** BRIEF **
Reproduce the listing below exactly, minus its pictures.

(Entries with figure data)
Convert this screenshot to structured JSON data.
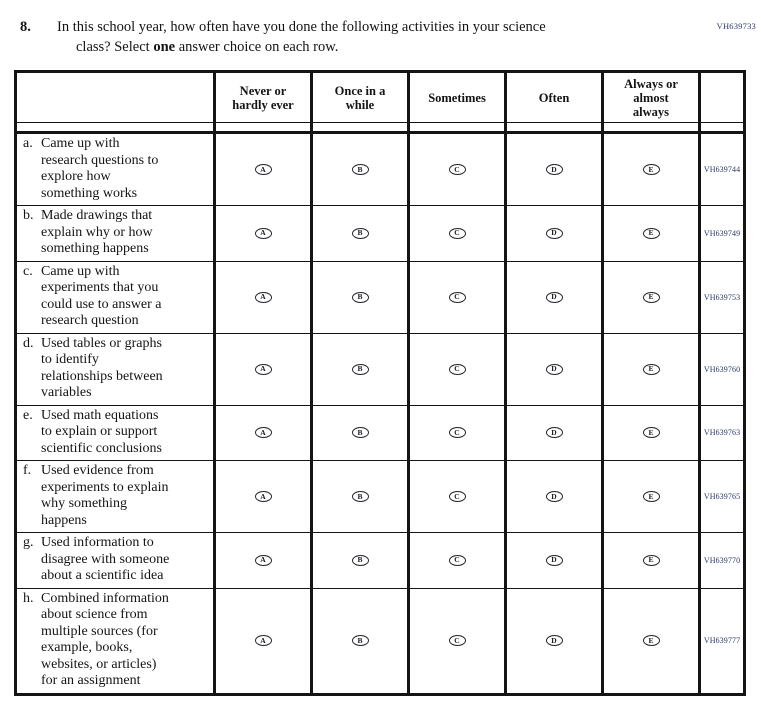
{
  "page": {
    "top_code": "VH639733"
  },
  "question": {
    "number": "8.",
    "part1": "In this school year, how often have you done the following activities in your science\nclass? Select ",
    "bold": "one",
    "part2": " answer choice on each row."
  },
  "table": {
    "columns": [
      "Never or\nhardly ever",
      "Once in a\nwhile",
      "Sometimes",
      "Often",
      "Always or\nalmost\nalways"
    ],
    "option_letters": [
      "A",
      "B",
      "C",
      "D",
      "E"
    ],
    "rows": [
      {
        "id": "a.",
        "label": "Came up with\nresearch questions to\nexplore how\nsomething works",
        "code": "VH639744"
      },
      {
        "id": "b.",
        "label": "Made drawings that\nexplain why or how\nsomething happens",
        "code": "VH639749"
      },
      {
        "id": "c.",
        "label": "Came up with\nexperiments that you\ncould use to answer a\nresearch question",
        "code": "VH639753"
      },
      {
        "id": "d.",
        "label": "Used tables or graphs\nto identify\nrelationships between\nvariables",
        "code": "VH639760"
      },
      {
        "id": "e.",
        "label": "Used math equations\nto explain or support\nscientific conclusions",
        "code": "VH639763"
      },
      {
        "id": "f.",
        "label": "Used evidence from\nexperiments to explain\nwhy something\nhappens",
        "code": "VH639765"
      },
      {
        "id": "g.",
        "label": "Used information to\ndisagree with someone\nabout a scientific idea",
        "code": "VH639770"
      },
      {
        "id": "h.",
        "label": "Combined information\nabout science from\nmultiple sources (for\nexample, books,\nwebsites, or articles)\nfor an assignment",
        "code": "VH639777"
      }
    ]
  },
  "colors": {
    "code_text": "#2b3a67",
    "border": "#141414"
  }
}
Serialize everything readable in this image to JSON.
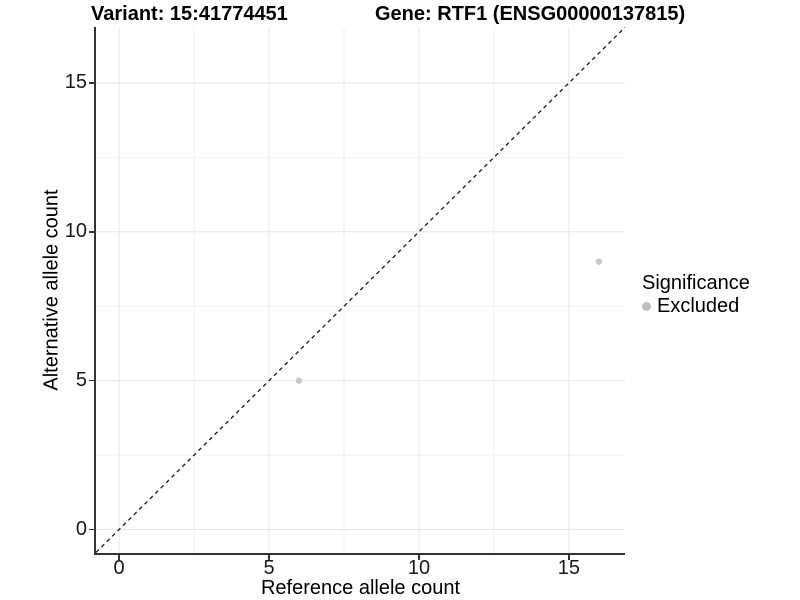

** COMPLETED TASK **
Convert this screenshot to structured JSON data.
{
  "page": {
    "top_code": "VH639733"
  },
  "question": {
    "number": "8.",
    "part1": "In this school year, how often have you done the following activities in your science\nclass? Select ",
    "bold": "one",
    "part2": " answer choice on each row."
  },
  "table": {
    "columns": [
      "Never or\nhardly ever",
      "Once in a\nwhile",
      "Sometimes",
      "Often",
      "Always or\nalmost\nalways"
    ],
    "option_letters": [
      "A",
      "B",
      "C",
      "D",
      "E"
    ],
    "rows": [
      {
        "id": "a.",
        "label": "Came up with\nresearch questions to\nexplore how\nsomething works",
        "code": "VH639744"
      },
      {
        "id": "b.",
        "label": "Made drawings that\nexplain why or how\nsomething happens",
        "code": "VH639749"
      },
      {
        "id": "c.",
        "label": "Came up with\nexperiments that you\ncould use to answer a\nresearch question",
        "code": "VH639753"
      },
      {
        "id": "d.",
        "label": "Used tables or graphs\nto identify\nrelationships between\nvariables",
        "code": "VH639760"
      },
      {
        "id": "e.",
        "label": "Used math equations\nto explain or support\nscientific conclusions",
        "code": "VH639763"
      },
      {
        "id": "f.",
        "label": "Used evidence from\nexperiments to explain\nwhy something\nhappens",
        "code": "VH639765"
      },
      {
        "id": "g.",
        "label": "Used information to\ndisagree with someone\nabout a scientific idea",
        "code": "VH639770"
      },
      {
        "id": "h.",
        "label": "Combined information\nabout science from\nmultiple sources (for\nexample, books,\nwebsites, or articles)\nfor an assignment",
        "code": "VH639777"
      }
    ]
  },
  "colors": {
    "code_text": "#2b3a67",
    "border": "#141414"
  }
}
Serialize everything readable in this image to JSON.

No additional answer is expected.